▸ DOCUMENT
·····
Wikipedia API with Python

Share this post

In this tutorial, we will use Python to extract data from the Wikipedia API.

You will learn how to interact with the API using Python and Requests without installing Wikipedia wrappers.

  • Get abstract from Wikipedia page
  • Make a search with the Wikipedia API
  • Extract the entire text content from a Wikipedia page
  • Find all links on the page
  • Get all links in the Wikipedia sidebar and infobox
  • Read the entities on Wikipedia

What is the Wikipedia API?

The Wikipedia API (official documentation) is supported by the MediaWiki’s API and provide access to Wikipedia and other MediaWiki data without interacting with the user interface.


Subscribe to my Newsletter


Getting Started

For this tutorial, you will need to install Python and install the requests package.

Alternatively, you may want to experiment with Wikipedia API sandbox that provides a UI to send requests to the API.

Wikipedia Actions

In this article, we will look at two of the possible actions of the API:

  • query: allows to fetch information about a wiki and the data stored in it.
  • parse: allows to parse the actual HTML of the page. This will be useful to workaround some of the pitfalls of the query action.
You Might Also Like  Request Access to the AdWords API (Simple Guide)

Structure of the Wikipedia API endpoint

All MediaWiki APIs follow the same endpoint pattern:

https://www.example.org/w/api.php

To which parameters are added to define what to extract.

How to make a request to the Wikipedia API?

To call the Wikipedia API, append the needed parameters to the endpoint, just like the example below:

https://en.wikipedia.org/w/api.php?action=query &format=json&titles=Python_%28programming_language%29&prop=extracts

Then parse the response.

Get abstract from Wikipedia Page

To get the abstract from a Wikipedia page, use the action parameter along with the titles, the prop=extracts, exintro and explaintext parameters.

The format parameter lets you define the output format of the data, in this case json.

import requests

subject = 'Python (programming language)'
url = 'https://en.wikipedia.org/w/api.php'
params = {
        'action': 'query',
        'format': 'json',
        'titles': subject,
        'prop': 'extracts',
        'exintro': True,
        'explaintext': True,
    }

response = requests.get(url, params=params)
data = response.json()

page = next(iter(data['query']['pages'].values()))
print(page['extract'][:73])

Here is the result.

Python is an interpreted high-level general-purpose programming language.

Make a search with the Wikipedia API

When you need to search Wikipedia articles for a specific term, use the srsearch parameter.

import requests

query = 'python'

url = 'https://en.wikipedia.org/w/api.php'
params = {
            'action':'query',
            'format':'json',
            'list':'search',
            'utf8':1,
            'srsearch':query
        }

data = requests.get(url, params=params).json()

for i in data['query']['search']:
    print(i['title'], ' - Word count: ', i['wordcount'])
·····
▸ DATA PROVIDED
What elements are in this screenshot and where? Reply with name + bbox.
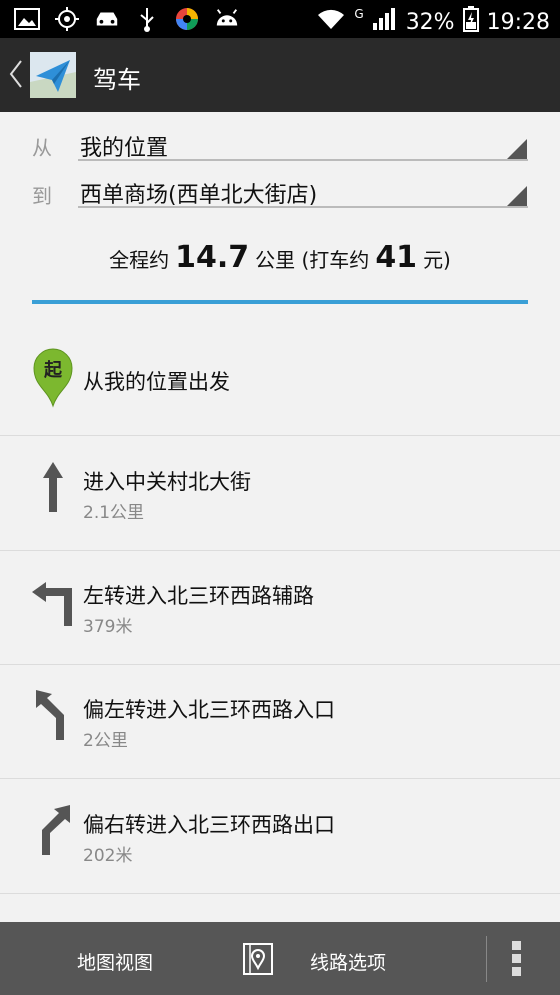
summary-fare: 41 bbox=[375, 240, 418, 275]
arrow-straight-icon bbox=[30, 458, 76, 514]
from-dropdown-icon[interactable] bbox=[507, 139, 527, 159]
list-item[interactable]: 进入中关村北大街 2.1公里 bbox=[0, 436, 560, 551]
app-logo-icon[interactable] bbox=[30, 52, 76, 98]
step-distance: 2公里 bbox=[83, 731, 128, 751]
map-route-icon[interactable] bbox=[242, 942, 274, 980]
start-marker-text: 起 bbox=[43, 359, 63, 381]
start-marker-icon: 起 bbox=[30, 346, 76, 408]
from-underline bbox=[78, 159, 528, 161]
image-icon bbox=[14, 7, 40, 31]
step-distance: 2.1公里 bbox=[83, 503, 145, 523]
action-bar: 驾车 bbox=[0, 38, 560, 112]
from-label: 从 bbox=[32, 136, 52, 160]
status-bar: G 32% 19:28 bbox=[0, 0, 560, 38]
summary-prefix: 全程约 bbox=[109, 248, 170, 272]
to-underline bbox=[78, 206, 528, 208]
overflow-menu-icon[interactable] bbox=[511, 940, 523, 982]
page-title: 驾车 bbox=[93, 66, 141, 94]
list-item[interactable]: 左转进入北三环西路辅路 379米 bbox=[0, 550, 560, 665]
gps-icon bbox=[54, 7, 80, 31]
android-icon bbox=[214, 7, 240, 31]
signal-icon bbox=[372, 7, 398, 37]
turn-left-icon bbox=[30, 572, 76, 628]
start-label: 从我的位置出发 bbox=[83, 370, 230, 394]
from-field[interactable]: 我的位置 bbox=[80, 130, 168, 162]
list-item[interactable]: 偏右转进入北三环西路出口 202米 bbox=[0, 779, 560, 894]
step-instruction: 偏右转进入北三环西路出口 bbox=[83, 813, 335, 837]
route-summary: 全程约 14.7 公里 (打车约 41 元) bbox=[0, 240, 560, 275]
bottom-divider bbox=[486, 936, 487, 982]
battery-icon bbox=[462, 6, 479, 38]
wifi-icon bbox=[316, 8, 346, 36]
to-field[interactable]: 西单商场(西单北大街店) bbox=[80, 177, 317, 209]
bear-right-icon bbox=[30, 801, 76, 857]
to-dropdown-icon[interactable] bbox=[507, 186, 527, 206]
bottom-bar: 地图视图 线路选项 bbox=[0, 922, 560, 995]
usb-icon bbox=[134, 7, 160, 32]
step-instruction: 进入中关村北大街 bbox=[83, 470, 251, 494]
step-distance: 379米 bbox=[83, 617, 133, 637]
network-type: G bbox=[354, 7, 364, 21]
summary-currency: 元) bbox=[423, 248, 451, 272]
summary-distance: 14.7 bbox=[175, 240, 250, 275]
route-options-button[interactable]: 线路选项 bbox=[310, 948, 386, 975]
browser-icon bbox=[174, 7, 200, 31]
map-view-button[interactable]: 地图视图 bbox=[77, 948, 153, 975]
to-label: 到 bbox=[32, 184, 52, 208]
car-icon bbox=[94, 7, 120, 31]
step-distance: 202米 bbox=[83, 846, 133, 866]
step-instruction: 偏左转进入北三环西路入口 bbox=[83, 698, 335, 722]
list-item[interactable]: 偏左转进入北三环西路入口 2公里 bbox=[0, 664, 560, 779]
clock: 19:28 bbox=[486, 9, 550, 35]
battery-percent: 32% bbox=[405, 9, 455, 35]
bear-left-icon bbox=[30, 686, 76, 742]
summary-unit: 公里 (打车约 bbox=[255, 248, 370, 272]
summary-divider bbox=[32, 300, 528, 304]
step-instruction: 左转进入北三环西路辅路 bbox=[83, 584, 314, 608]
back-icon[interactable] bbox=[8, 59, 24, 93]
·····
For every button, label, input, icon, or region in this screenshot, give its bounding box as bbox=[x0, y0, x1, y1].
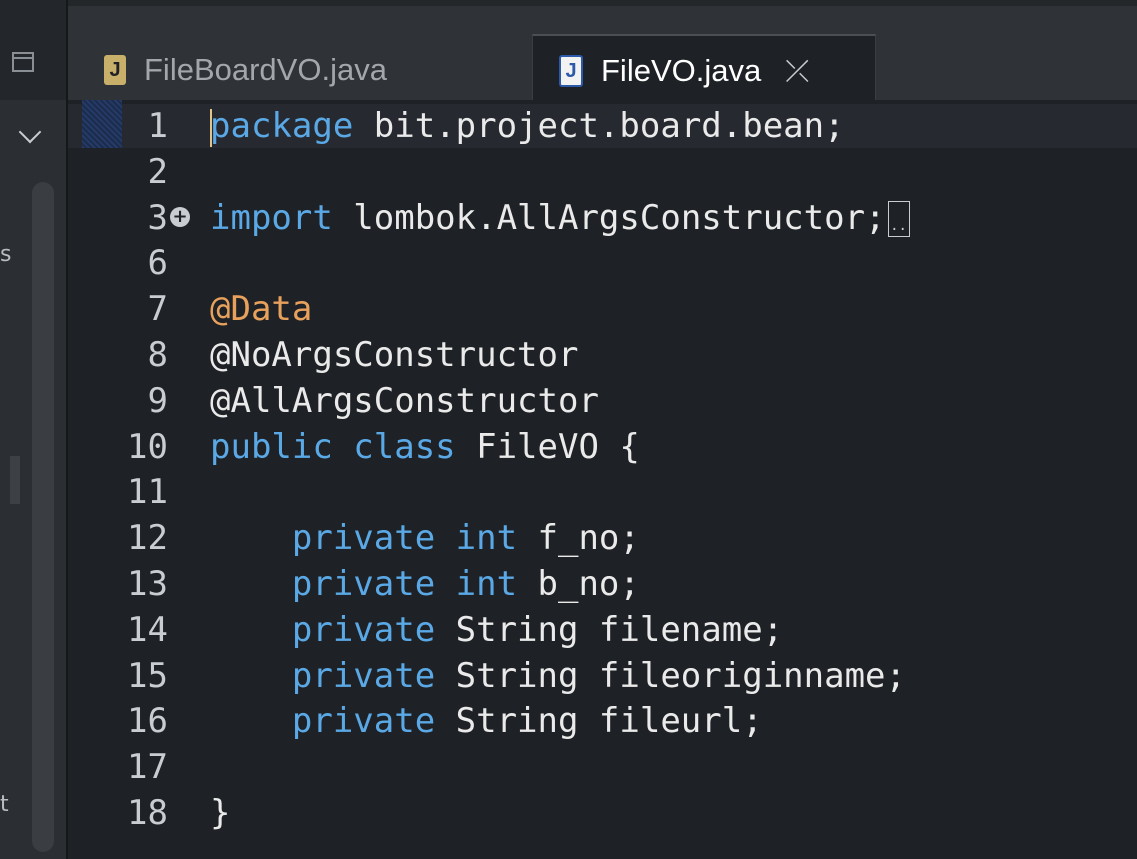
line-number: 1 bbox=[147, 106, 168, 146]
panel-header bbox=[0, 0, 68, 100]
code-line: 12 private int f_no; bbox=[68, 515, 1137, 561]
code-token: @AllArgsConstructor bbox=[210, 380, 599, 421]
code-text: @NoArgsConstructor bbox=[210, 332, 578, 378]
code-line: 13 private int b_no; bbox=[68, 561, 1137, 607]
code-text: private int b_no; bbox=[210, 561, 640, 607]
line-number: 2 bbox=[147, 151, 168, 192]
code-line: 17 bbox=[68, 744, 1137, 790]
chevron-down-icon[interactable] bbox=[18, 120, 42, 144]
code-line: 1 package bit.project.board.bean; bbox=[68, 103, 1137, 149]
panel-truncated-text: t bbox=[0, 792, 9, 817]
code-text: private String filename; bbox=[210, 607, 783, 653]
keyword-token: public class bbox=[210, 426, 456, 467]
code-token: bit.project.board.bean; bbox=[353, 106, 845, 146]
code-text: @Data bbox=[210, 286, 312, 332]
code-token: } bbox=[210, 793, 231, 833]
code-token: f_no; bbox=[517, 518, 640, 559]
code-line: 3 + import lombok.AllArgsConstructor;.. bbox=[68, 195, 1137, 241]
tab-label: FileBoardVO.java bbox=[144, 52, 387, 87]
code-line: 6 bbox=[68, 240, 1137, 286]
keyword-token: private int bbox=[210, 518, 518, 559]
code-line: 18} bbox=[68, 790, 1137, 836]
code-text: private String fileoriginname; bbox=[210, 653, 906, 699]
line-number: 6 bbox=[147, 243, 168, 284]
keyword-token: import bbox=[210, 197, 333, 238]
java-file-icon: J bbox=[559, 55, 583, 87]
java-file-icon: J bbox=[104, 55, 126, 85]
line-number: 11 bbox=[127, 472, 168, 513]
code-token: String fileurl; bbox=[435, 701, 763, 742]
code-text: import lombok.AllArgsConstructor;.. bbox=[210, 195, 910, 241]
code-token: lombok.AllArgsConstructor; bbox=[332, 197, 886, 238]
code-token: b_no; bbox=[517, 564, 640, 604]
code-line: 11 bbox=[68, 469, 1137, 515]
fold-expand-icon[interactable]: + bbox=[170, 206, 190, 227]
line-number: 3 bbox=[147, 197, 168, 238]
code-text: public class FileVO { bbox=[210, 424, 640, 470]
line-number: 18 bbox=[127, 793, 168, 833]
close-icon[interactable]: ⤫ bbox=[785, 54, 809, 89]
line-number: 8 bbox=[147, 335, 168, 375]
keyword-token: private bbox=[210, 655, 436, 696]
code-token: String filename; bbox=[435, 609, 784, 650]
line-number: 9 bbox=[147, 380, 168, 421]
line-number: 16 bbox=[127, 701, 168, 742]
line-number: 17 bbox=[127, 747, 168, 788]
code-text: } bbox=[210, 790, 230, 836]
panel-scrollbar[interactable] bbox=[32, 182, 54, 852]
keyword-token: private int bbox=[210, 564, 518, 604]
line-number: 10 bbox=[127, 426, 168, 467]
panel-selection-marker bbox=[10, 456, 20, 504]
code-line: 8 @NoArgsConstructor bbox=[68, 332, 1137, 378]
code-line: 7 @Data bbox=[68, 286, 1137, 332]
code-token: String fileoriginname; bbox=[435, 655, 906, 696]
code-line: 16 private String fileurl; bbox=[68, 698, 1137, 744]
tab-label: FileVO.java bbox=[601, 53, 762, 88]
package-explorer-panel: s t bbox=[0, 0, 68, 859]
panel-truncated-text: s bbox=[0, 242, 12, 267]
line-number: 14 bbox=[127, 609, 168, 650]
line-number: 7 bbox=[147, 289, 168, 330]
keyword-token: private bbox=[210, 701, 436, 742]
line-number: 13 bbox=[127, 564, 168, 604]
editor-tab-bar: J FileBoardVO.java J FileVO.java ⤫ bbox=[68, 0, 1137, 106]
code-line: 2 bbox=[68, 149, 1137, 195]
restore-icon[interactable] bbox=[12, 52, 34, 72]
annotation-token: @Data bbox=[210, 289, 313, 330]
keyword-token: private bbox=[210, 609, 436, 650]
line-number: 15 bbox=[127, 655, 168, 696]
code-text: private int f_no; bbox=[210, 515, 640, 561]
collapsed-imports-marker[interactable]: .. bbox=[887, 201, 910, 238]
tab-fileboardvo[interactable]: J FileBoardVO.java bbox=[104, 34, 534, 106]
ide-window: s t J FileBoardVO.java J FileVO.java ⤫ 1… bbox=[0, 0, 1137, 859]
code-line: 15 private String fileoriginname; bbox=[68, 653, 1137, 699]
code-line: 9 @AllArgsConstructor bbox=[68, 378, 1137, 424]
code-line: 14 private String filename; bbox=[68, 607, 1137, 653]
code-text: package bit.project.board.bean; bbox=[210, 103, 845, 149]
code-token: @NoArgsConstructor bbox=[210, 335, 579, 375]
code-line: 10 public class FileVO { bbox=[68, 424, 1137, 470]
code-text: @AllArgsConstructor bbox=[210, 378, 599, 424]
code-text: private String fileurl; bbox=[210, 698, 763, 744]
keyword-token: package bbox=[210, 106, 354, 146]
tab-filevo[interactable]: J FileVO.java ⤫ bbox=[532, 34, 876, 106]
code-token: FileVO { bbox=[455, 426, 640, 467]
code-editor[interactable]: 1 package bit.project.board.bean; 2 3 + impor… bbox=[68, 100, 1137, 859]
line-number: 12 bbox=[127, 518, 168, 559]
·····
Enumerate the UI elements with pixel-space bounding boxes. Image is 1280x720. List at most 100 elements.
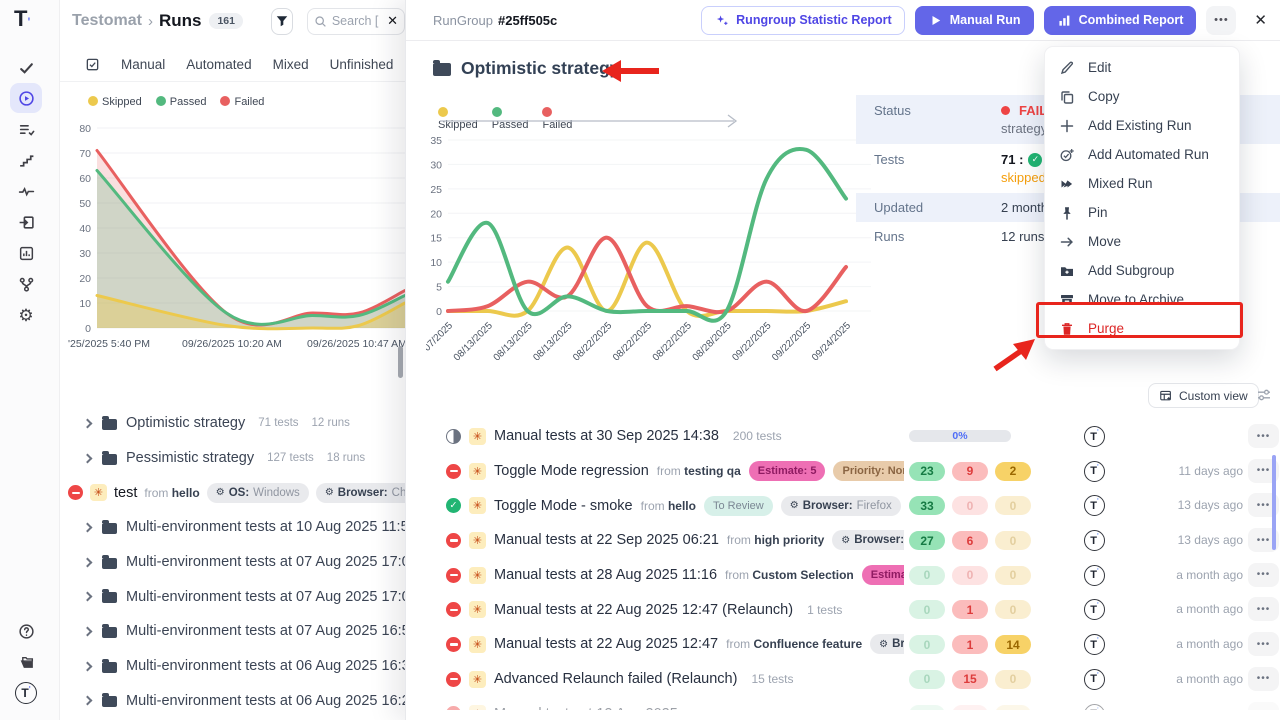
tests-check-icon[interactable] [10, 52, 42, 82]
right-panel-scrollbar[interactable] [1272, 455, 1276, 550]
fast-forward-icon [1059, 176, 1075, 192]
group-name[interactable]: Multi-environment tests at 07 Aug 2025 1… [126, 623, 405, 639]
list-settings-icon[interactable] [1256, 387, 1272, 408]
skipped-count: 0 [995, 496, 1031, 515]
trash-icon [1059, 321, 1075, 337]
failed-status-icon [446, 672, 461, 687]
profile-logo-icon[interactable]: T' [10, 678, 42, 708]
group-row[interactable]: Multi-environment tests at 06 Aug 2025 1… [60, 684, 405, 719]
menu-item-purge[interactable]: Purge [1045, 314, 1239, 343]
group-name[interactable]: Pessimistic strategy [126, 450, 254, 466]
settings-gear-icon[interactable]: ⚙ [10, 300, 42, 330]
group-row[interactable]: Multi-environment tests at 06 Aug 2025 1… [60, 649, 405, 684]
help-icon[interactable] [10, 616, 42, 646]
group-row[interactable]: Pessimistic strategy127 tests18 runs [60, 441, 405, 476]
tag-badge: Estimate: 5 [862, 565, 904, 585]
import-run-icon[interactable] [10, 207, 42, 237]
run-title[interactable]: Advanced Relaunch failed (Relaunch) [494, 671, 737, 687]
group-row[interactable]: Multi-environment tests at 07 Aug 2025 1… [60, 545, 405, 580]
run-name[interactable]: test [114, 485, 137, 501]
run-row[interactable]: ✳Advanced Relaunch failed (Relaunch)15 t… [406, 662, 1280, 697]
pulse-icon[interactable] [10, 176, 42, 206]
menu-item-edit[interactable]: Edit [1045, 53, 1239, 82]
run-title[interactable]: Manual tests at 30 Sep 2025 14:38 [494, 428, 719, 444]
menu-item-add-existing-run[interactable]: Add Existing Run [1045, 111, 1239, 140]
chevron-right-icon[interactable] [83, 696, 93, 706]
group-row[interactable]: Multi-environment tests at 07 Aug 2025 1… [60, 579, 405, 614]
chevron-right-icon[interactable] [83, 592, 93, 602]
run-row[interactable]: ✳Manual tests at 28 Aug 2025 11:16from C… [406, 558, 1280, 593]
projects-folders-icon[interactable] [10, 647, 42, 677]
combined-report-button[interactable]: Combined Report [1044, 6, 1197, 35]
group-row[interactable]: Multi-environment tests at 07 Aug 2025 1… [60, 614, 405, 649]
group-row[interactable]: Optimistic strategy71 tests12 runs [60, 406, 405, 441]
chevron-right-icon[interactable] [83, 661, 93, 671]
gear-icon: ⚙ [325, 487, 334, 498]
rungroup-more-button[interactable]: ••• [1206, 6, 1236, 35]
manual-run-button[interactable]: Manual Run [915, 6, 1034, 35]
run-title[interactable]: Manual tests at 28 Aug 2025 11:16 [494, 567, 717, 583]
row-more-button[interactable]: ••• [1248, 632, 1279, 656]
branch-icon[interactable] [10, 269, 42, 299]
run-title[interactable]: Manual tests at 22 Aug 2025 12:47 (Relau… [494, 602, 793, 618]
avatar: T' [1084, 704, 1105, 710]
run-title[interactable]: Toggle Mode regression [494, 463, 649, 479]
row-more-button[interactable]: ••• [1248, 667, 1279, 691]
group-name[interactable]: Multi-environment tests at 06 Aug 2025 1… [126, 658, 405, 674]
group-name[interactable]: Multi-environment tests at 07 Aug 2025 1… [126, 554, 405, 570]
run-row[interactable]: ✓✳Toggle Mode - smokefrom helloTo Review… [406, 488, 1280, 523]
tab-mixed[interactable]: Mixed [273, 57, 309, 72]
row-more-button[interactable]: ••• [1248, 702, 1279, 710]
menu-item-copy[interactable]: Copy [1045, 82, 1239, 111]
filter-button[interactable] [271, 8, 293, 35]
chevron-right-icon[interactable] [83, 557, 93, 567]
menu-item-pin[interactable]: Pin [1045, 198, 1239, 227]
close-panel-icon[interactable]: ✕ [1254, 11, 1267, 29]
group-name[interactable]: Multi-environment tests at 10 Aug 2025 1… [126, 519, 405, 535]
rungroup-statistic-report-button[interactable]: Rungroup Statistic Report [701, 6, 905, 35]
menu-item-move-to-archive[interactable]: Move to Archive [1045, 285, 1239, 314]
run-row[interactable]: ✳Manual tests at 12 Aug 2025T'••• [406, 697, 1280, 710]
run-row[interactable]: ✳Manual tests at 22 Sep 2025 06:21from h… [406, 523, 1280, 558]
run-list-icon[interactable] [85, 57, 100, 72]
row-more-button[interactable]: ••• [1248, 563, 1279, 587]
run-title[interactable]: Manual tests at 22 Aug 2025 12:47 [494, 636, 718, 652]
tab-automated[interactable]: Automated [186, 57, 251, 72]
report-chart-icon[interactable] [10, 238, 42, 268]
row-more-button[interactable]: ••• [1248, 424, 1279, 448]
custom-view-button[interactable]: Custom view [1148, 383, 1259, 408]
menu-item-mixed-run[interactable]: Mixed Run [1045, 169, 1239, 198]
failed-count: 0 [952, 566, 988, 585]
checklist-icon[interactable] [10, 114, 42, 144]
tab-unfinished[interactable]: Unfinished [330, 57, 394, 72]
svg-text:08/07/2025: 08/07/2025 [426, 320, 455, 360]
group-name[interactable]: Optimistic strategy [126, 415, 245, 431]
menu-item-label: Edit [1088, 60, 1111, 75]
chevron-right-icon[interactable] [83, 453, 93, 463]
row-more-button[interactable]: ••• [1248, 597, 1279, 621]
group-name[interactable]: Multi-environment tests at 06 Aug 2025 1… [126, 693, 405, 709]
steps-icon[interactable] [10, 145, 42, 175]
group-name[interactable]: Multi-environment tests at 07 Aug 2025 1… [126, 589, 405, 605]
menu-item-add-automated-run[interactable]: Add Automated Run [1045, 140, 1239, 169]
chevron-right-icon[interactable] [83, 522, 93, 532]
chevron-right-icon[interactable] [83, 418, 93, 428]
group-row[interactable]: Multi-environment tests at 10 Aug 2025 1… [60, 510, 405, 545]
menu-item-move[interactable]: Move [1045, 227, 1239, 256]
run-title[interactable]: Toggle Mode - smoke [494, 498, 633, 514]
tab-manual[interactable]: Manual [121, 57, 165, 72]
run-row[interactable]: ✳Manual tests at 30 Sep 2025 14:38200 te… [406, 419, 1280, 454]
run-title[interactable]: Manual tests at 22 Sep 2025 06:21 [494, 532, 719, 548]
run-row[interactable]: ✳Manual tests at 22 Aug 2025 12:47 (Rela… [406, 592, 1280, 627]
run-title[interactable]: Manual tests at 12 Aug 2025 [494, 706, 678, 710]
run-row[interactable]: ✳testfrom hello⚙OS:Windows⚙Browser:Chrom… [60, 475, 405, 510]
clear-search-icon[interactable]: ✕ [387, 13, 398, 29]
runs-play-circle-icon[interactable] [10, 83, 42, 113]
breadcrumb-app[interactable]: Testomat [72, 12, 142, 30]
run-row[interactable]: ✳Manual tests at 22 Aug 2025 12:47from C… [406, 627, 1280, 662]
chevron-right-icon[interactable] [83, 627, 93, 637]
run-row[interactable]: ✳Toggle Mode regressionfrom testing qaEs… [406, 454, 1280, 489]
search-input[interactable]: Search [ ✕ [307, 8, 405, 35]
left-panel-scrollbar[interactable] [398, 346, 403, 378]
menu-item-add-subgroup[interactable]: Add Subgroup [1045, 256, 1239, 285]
·····
▸ PROBLEMS TO WORK ON
A – Decide whether each statement below agrees with the Wikipedia API tutorial, answering yes or no and quoting the deciding words of the tutorial: (i) the tutorial has you install Wikipedia wrappers; (ii) the abstract example sets the output format to json; (iii) the srsearch parameter is used to search Wikipedia articles for a specific term.
B – Write out the stretch of the Wikipedia API tutorial from "Then parse the" through "this case json.", swapping "abstract" for "summary".

▸ EXERCISE RESPONSES
A –
(i) No: "without installing Wikipedia wrappers."
(ii) Yes: "The format parameter lets you define the output format of the data, in this case json."
(iii) Yes: "When you need to search Wikipedia articles for a specific term, use the srsearch parameter."

B –
Then parse the response.

Get summary from Wikipedia Page

To get the summary from a Wikipedia page, use the action parameter along with the titles, the prop=extracts, exintro and explaintext parameters.

The format parameter lets you define the output format of the data, in this case json.